═════ Data to use ═════

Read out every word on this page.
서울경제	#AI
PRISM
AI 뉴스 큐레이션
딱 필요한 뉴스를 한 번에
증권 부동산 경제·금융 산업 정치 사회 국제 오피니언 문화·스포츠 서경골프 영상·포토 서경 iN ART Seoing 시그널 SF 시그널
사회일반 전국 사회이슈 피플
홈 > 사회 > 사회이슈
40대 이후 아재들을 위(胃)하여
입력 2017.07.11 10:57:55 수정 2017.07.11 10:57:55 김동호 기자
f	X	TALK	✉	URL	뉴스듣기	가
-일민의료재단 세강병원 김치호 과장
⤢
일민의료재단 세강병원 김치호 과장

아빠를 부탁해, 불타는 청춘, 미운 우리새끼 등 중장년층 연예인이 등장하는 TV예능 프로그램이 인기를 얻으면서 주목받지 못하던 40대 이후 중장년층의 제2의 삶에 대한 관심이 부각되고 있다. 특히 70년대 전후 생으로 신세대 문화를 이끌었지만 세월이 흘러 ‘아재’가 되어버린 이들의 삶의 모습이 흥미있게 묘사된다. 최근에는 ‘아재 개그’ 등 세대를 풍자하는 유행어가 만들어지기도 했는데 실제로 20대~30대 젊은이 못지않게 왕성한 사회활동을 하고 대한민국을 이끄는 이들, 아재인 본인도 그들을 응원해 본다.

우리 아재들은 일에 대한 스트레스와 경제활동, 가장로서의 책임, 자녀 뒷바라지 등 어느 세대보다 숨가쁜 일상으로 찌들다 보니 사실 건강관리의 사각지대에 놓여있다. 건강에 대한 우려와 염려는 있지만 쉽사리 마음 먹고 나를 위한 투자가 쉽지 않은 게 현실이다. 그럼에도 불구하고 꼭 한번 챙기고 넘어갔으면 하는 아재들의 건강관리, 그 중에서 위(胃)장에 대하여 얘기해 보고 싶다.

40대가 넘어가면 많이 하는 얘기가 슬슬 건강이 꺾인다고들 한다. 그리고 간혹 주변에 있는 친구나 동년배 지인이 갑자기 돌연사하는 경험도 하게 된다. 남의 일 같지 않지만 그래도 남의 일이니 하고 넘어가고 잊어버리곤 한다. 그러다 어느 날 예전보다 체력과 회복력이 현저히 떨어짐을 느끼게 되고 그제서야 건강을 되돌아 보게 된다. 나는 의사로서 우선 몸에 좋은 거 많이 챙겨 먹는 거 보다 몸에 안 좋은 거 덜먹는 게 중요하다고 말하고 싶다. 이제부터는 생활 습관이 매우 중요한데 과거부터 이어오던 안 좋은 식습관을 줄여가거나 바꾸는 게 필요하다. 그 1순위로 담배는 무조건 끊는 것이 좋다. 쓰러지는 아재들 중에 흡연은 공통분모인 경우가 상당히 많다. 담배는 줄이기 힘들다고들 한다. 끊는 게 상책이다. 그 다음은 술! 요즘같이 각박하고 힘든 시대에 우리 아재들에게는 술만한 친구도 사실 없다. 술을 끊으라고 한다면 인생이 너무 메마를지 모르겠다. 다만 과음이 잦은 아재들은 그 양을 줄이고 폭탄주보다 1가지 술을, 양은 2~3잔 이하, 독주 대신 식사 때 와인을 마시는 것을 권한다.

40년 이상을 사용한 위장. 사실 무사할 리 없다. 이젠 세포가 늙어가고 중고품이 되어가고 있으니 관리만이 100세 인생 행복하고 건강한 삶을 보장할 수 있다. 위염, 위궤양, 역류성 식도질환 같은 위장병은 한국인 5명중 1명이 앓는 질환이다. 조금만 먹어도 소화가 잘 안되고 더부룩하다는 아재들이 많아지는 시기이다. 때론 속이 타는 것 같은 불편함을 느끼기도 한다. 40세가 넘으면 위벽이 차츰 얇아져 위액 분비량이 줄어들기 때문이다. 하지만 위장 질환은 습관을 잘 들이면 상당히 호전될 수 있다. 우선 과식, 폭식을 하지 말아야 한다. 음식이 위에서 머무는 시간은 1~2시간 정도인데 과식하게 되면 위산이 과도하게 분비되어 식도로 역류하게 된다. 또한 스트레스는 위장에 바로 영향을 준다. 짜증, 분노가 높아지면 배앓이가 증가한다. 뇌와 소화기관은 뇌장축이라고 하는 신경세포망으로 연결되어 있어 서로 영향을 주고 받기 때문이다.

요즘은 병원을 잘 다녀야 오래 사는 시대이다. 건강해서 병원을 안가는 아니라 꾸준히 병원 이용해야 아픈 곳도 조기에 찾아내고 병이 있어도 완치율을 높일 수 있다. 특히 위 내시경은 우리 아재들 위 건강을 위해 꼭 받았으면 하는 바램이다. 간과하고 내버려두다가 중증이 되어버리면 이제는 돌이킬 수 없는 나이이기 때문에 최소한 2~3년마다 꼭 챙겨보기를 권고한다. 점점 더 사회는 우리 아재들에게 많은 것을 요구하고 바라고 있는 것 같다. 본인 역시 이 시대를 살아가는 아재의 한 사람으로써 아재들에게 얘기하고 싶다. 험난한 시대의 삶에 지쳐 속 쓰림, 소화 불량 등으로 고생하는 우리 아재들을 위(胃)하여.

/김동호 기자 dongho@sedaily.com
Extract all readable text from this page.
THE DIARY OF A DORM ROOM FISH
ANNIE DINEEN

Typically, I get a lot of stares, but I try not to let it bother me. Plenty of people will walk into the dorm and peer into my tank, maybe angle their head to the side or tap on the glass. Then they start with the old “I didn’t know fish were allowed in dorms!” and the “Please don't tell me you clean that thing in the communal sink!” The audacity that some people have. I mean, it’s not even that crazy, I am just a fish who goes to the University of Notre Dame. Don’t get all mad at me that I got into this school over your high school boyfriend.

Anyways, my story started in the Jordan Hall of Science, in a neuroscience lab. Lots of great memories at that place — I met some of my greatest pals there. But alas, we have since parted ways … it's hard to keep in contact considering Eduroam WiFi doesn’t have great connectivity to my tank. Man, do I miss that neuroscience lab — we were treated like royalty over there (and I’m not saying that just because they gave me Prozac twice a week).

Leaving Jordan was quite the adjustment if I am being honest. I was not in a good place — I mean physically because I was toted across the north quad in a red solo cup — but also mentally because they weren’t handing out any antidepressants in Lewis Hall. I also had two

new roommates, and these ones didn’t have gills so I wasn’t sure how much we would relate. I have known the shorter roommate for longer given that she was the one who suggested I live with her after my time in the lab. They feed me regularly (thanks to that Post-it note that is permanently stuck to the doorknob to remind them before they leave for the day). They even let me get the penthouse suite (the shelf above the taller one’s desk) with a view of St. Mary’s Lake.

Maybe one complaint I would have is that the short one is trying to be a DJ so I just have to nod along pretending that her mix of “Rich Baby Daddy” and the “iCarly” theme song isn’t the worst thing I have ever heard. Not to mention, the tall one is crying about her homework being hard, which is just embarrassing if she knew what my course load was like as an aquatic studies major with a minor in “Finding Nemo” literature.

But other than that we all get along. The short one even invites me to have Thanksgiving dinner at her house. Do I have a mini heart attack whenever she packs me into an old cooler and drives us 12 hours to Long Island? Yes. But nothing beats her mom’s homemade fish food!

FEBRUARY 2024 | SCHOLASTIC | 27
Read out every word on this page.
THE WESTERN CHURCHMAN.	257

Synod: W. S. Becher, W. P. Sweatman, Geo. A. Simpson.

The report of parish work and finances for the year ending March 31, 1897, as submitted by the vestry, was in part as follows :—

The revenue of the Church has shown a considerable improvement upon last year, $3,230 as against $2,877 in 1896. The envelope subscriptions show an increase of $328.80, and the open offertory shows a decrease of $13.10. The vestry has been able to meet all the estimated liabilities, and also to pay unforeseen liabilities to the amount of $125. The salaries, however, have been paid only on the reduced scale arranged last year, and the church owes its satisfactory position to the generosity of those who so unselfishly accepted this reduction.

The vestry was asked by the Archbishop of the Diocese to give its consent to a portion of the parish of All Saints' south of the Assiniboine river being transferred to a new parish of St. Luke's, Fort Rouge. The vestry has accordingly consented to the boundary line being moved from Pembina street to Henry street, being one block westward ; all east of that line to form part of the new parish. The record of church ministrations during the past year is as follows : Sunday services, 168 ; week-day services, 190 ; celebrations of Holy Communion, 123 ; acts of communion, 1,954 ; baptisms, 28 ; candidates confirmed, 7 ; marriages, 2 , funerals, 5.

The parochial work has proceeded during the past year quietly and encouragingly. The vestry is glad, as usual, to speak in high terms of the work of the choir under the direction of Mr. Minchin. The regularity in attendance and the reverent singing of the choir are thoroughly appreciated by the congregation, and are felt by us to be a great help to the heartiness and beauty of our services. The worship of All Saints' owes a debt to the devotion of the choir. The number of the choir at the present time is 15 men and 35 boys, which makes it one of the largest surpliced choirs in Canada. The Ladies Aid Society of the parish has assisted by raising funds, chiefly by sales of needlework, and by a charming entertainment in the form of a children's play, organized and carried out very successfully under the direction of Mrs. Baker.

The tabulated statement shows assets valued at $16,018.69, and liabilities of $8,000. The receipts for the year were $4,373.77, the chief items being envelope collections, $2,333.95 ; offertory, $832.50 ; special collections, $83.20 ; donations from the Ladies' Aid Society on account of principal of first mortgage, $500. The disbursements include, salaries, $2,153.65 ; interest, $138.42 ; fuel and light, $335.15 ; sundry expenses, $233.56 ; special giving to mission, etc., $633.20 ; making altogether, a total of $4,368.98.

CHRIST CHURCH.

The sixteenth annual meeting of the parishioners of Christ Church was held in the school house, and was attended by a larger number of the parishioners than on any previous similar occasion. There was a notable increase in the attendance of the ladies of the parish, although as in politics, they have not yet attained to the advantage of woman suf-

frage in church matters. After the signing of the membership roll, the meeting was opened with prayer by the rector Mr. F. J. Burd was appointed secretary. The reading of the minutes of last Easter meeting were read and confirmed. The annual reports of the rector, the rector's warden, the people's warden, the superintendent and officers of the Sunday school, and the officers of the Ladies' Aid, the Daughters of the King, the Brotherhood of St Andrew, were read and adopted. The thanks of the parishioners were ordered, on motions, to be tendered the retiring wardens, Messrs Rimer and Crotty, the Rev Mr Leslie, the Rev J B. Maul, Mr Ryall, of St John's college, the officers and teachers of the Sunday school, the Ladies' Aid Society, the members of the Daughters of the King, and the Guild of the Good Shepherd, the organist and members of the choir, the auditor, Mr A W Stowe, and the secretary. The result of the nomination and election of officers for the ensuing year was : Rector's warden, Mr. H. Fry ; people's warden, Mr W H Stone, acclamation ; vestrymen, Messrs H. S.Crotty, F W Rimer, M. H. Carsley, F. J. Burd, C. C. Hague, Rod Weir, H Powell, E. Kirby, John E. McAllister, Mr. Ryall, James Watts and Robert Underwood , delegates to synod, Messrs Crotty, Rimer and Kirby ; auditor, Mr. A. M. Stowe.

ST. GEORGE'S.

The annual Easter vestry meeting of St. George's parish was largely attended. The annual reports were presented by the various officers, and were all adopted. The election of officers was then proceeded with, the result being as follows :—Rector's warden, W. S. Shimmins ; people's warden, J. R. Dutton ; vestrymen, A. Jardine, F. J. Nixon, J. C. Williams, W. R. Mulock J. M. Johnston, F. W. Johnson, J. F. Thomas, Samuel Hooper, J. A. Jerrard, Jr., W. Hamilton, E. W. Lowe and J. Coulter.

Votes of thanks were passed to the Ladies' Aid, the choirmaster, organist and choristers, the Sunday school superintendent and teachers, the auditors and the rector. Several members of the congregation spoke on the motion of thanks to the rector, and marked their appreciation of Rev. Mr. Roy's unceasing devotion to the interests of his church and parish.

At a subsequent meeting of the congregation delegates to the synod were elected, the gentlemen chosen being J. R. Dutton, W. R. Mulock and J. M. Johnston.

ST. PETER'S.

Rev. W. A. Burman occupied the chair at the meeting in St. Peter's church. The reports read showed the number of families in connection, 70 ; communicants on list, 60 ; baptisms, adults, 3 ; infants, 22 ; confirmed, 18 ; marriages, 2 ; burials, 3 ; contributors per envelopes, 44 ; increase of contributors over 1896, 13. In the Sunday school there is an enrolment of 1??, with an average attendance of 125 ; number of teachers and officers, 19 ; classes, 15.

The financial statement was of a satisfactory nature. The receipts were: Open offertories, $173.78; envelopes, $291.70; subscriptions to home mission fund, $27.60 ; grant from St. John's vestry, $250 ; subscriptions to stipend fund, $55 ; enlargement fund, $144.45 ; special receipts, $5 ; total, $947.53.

═════

_What needs to be done:_ Filter lines by "세강병원" and return each hit.

_Result below:_
-일민의료재단 세강병원 김치호 과장
일민의료재단 세강병원 김치호 과장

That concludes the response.